**PAGE EXCERPT**
Eric Schrock's Blog

How not to code

March 31, 2005

This little gem came up in conversation last night, and it was suggested that it would make a rather amusing blog entry. A Solaris project had a command line utility with the following, unspeakably horrid, piece of code:

/*
* Use the dynamic linker to look up the function we should
* call.
*/
(void) snprintf(func_name, sizeof (func_name), "do_%s", cmd);
func_ptr = (int (*)(int, char **))
dlsym(RTLD_DEFAULT, func_name);
if (func_ptr == NULL) {
fprintf(stderr, "Unrecognized command %s", cmd);
usage();
}
return ((*func_ptr)(argc, argv));

So when you type “a.out foo”, the command would sprintf into a buffer to make “do_foo”, and rely on the dynamic linker to find the appropriate function to call. Before I get a stream of comments decrying the idiocy of Solaris programmers: the code will never reach the Solaris codebase, and the responsible party no longer works at Sun. The participants at the dinner table were equally disgusted that this piece of code came out of our organization. Suffice to say that this is much better served by a table:

for (i = 0; i < sizeof (func_table) / sizeof (func_table[0]); i++) {
if (strcmp(func_table[i].name, cmd) == 0)

**INSTRUCTIONS**
a: From the blog post on bad code, output the passage from "How not to code" up to and including "(*)(int, char **))".
b: Answer these questions about the blog post on bad code:
(i) On what date was the post published?
(ii) What function name does the command build when the user types "a.out foo"?
(iii) According to the post, what would serve this purpose much better?

**ENTRIES SUPPLIED**

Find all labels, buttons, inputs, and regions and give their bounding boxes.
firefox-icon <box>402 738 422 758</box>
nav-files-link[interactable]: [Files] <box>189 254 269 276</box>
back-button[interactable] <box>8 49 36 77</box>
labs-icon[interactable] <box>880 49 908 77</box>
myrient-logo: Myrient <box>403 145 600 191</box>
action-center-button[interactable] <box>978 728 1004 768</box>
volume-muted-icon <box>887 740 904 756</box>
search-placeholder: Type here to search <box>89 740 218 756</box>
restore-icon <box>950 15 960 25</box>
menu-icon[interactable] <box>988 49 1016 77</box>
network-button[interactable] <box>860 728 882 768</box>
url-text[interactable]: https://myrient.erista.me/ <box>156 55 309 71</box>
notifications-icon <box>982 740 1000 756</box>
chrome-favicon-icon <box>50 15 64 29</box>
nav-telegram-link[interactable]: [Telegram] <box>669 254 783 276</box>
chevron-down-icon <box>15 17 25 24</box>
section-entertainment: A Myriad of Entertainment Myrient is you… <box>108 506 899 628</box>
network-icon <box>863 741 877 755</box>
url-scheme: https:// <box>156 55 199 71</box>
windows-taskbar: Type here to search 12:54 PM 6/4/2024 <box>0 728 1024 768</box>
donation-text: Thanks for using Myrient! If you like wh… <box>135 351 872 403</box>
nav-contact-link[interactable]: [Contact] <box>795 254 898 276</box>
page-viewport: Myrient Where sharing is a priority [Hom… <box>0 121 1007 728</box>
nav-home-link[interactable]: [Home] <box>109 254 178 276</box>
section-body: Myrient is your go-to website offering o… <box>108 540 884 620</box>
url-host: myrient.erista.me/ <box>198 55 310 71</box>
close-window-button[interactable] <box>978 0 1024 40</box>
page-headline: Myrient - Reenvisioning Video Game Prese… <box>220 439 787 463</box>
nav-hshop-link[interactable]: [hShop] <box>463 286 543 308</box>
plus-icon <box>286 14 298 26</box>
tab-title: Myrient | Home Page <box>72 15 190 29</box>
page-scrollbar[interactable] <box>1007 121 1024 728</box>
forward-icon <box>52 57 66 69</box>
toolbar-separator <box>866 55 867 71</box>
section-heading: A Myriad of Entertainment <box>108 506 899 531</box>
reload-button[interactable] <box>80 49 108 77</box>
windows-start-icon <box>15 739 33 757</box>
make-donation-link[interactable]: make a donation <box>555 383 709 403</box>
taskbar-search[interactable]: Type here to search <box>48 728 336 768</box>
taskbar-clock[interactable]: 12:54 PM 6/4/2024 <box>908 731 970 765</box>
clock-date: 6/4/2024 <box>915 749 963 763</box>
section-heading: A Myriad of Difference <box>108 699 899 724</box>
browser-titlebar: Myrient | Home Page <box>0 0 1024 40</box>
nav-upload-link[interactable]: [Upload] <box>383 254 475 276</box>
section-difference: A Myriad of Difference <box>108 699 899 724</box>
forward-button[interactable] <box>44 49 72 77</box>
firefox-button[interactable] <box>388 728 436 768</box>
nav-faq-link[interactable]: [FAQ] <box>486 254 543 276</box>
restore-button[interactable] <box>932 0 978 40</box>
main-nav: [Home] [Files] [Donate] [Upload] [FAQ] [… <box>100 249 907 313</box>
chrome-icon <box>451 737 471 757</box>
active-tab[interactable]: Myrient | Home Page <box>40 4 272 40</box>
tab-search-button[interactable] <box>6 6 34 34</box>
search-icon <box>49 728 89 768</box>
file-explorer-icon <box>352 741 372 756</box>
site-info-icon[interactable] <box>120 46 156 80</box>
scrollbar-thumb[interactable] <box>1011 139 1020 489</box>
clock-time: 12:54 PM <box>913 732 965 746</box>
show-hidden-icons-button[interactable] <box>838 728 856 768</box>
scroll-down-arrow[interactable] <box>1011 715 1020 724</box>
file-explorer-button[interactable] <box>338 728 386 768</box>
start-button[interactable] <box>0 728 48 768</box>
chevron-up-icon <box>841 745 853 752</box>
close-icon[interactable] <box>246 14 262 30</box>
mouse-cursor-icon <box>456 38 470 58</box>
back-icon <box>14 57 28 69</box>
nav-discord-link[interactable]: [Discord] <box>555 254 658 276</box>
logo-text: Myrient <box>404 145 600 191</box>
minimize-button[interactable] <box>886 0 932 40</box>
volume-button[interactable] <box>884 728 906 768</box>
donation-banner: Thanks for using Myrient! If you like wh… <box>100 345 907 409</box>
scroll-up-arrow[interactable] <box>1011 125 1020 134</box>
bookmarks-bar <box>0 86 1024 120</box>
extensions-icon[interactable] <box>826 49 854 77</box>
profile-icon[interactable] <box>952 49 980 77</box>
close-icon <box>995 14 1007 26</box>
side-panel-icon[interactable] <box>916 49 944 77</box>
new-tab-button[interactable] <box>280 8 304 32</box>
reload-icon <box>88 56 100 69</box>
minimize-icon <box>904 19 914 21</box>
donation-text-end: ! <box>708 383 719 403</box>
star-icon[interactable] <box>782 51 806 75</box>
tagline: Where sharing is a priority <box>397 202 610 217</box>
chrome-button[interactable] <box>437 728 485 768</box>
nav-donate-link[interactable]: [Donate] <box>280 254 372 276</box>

**EXPECTED RESPONSES**
a:
How not to code

March 31, 2005

This little gem came up in conversation last night, and it was suggested that it would make a rather amusing blog entry. A Solaris project had a command line utility with the following, unspeakably horrid, piece of code:

/*
* Use the dynamic linker to look up the function we should
* call.
*/
(void) snprintf(func_name, sizeof (func_name), "do_%s", cmd);
func_ptr = (int (*)(int, char **))

b:
(i) March 31, 2005
(ii) "do_foo"
(iii) A table